◆ Work required: Search the records that follow and extract every line containing the string "arrow".

[Start]

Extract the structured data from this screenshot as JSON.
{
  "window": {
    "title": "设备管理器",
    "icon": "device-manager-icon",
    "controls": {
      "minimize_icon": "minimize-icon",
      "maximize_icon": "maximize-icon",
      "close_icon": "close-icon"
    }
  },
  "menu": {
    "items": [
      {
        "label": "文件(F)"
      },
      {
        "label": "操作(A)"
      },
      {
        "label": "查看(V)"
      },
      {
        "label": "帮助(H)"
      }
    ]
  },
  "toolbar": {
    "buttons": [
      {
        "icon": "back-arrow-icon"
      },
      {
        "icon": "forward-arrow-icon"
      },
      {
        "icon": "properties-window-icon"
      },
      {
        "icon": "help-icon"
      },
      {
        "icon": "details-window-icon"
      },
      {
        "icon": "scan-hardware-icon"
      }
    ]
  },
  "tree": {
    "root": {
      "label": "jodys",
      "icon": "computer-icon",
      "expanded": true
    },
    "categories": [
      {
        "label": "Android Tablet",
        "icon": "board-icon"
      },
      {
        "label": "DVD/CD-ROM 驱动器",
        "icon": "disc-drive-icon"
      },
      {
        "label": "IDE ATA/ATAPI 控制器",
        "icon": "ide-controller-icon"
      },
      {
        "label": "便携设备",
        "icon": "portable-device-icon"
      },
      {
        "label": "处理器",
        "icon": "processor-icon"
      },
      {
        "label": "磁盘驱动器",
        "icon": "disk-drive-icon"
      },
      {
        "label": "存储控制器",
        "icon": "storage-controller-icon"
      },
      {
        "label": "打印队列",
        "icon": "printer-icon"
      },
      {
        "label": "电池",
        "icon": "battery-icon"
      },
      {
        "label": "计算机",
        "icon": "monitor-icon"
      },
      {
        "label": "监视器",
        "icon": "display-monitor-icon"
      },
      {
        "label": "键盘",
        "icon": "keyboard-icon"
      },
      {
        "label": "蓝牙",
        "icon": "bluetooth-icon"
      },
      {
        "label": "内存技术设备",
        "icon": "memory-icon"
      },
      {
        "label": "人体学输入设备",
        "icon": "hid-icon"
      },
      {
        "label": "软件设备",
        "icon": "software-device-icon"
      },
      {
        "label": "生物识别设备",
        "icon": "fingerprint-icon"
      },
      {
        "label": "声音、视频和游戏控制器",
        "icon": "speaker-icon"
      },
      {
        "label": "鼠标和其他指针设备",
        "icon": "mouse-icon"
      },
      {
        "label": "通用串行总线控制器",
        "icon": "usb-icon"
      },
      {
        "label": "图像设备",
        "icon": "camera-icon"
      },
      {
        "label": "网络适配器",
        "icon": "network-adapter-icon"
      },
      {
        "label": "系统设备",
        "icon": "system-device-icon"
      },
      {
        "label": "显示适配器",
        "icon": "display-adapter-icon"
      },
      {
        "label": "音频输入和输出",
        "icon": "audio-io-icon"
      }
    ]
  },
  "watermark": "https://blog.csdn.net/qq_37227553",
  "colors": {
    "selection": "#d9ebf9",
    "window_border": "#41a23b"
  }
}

[End]

◆ Solution:
        "icon": "back-arrow-icon"
        "icon": "forward-arrow-icon"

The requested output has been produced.